Convert the lines of the records running from the one containing "hence-matrix-x: x y: [316, 880, 357, 942]" through the one containing "label-a: A: [155, 770, 172, 796]", both included, into a JSON list of strings with one string per line, leaving out blank lines.

-- Start Supplied records --

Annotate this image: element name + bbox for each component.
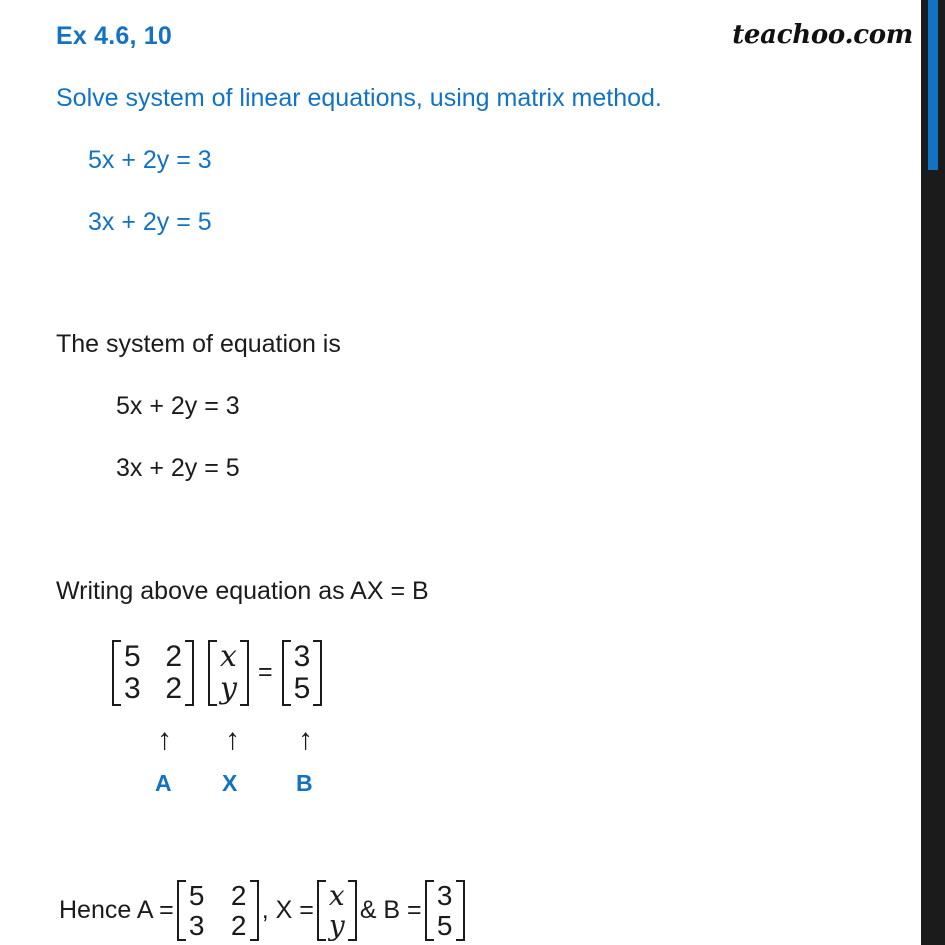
hence-matrix-x: x y: [316, 880, 357, 942]
matrix-b-cell-11: 3: [293, 640, 311, 673]
system-equation-2: 3x + 2y = 5: [116, 454, 240, 482]
matrix-a-cell-11: 5: [124, 640, 141, 673]
label-b: B: [296, 770, 313, 796]
matrix-a-cell-12: 2: [165, 640, 182, 673]
hence-matrix-x-cell-11: x: [328, 879, 345, 912]
annotation-labels: A X B: [112, 770, 412, 802]
question-equation-1: 5x + 2y = 3: [88, 146, 212, 174]
matrix-x-row-1: x: [220, 641, 237, 673]
equals-sign: =: [257, 658, 273, 687]
system-equation-1: 5x + 2y = 3: [116, 392, 240, 420]
matrix-b: 3 5: [281, 640, 323, 706]
matrix-b-row-2: 5: [293, 671, 311, 705]
hence-matrix-a-cell-12: 2: [230, 880, 247, 911]
hence-matrix-a: 5 2 3 2: [176, 880, 259, 942]
matrix-x-cell-11: x: [220, 639, 237, 674]
matrix-equation: 5 2 3 2 x y = 3 5: [112, 640, 323, 706]
matrix-a-row-2: 3 2: [124, 671, 182, 705]
matrix-x: x y: [208, 640, 249, 706]
hence-matrix-x-row-1: x: [329, 881, 345, 911]
label-a: A: [155, 770, 172, 796]
hence-matrix-a-cell-21: 3: [188, 909, 205, 941]
hence-matrix-b-cell-11: 3: [436, 880, 453, 911]
matrix-a: 5 2 3 2: [112, 640, 194, 706]
bracket-right-icon: [185, 640, 194, 706]
document-content: Ex 4.6, 10 teachoo.com Solve system of l…: [0, 0, 921, 945]
matrix-x-cell-21: y: [220, 670, 237, 706]
hence-matrix-b: 3 5: [424, 880, 465, 942]
bracket-right-icon: [313, 640, 323, 706]
question-text: Solve system of linear equations, using …: [56, 84, 662, 112]
bracket-left-icon: [176, 880, 186, 942]
label-x: X: [222, 770, 238, 796]
bracket-left-icon: [112, 640, 121, 706]
bracket-right-icon: [347, 880, 357, 942]
system-heading: The system of equation is: [56, 330, 341, 358]
matrix-a-row-1: 5 2: [124, 641, 182, 673]
brand-logo: teachoo.com: [732, 20, 913, 50]
hence-matrix-a-cell-22: 2: [230, 909, 247, 941]
up-arrow-icon-x: ↑: [225, 723, 240, 756]
bracket-left-icon: [424, 880, 434, 942]
hence-matrix-a-row-2: 3 2: [188, 909, 247, 941]
hence-prefix: Hence A =: [59, 896, 174, 925]
hence-matrix-b-cell-21: 5: [436, 909, 453, 941]
bracket-right-icon: [455, 880, 465, 942]
up-arrow-icon-a: ↑: [157, 723, 172, 756]
hence-line: Hence A = 5 2 3 2 , X = x y & B = 3 5: [56, 880, 465, 942]
hence-amp-b: & B =: [359, 896, 422, 925]
hence-matrix-x-row-2: y: [328, 908, 345, 942]
bracket-left-icon: [208, 640, 217, 706]
up-arrow-icon-b: ↑: [298, 723, 313, 756]
hence-comma-x: , X =: [261, 896, 314, 925]
hence-matrix-x-cell-21: y: [328, 908, 345, 942]
right-sidebar-blue-accent: [928, 0, 938, 170]
hence-matrix-b-row-2: 5: [436, 909, 453, 941]
page-title: Ex 4.6, 10: [56, 22, 172, 50]
hence-matrix-a-row-1: 5 2: [189, 881, 247, 911]
hence-matrix-a-cell-11: 5: [188, 880, 205, 911]
bracket-left-icon: [316, 880, 326, 942]
writing-heading: Writing above equation as AX = B: [56, 577, 429, 605]
bracket-right-icon: [239, 640, 249, 706]
matrix-a-cell-21: 3: [124, 671, 141, 705]
matrix-x-row-2: y: [220, 670, 237, 706]
annotation-arrows: ↑ ↑ ↑: [112, 725, 412, 765]
question-equation-2: 3x + 2y = 5: [88, 208, 212, 236]
bracket-right-icon: [249, 880, 259, 942]
matrix-b-row-1: 3: [294, 641, 311, 673]
hence-matrix-b-row-1: 3: [437, 881, 453, 911]
matrix-a-cell-22: 2: [165, 671, 182, 705]
bracket-left-icon: [281, 640, 291, 706]
matrix-b-cell-21: 5: [293, 671, 311, 705]
document-page: Ex 4.6, 10 teachoo.com Solve system of l…: [0, 0, 945, 945]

-- End Supplied records --

■ Response for this exercise ■
[
  "hence-matrix-x: x y: [316, 880, 357, 942]",
  "matrix-b-cell-11: 3: [293, 640, 311, 673]",
  "system-equation-2: 3x + 2y = 5: [116, 454, 240, 482]",
  "matrix-a-cell-11: 5: [124, 640, 141, 673]",
  "label-b: B: [296, 770, 313, 796]",
  "matrix-a-cell-12: 2: [165, 640, 182, 673]",
  "hence-matrix-x-cell-11: x: [328, 879, 345, 912]",
  "annotation-labels: A X B: [112, 770, 412, 802]",
  "question-equation-1: 5x + 2y = 3: [88, 146, 212, 174]",
  "matrix-x-row-1: x: [220, 641, 237, 673]",
  "equals-sign: =: [257, 658, 273, 687]",
  "system-equation-1: 5x + 2y = 3: [116, 392, 240, 420]",
  "matrix-b: 3 5: [281, 640, 323, 706]",
  "matrix-b-row-2: 5: [293, 671, 311, 705]",
  "hence-matrix-a-cell-12: 2: [230, 880, 247, 911]",
  "hence-matrix-a: 5 2 3 2: [176, 880, 259, 942]",
  "matrix-x-cell-11: x: [220, 639, 237, 674]",
  "matrix-equation: 5 2 3 2 x y = 3 5: [112, 640, 323, 706]",
  "matrix-a-row-2: 3 2: [124, 671, 182, 705]",
  "matrix-x: x y: [208, 640, 249, 706]",
  "hence-matrix-x-row-1: x: [329, 881, 345, 911]",
  "label-a: A: [155, 770, 172, 796]"
]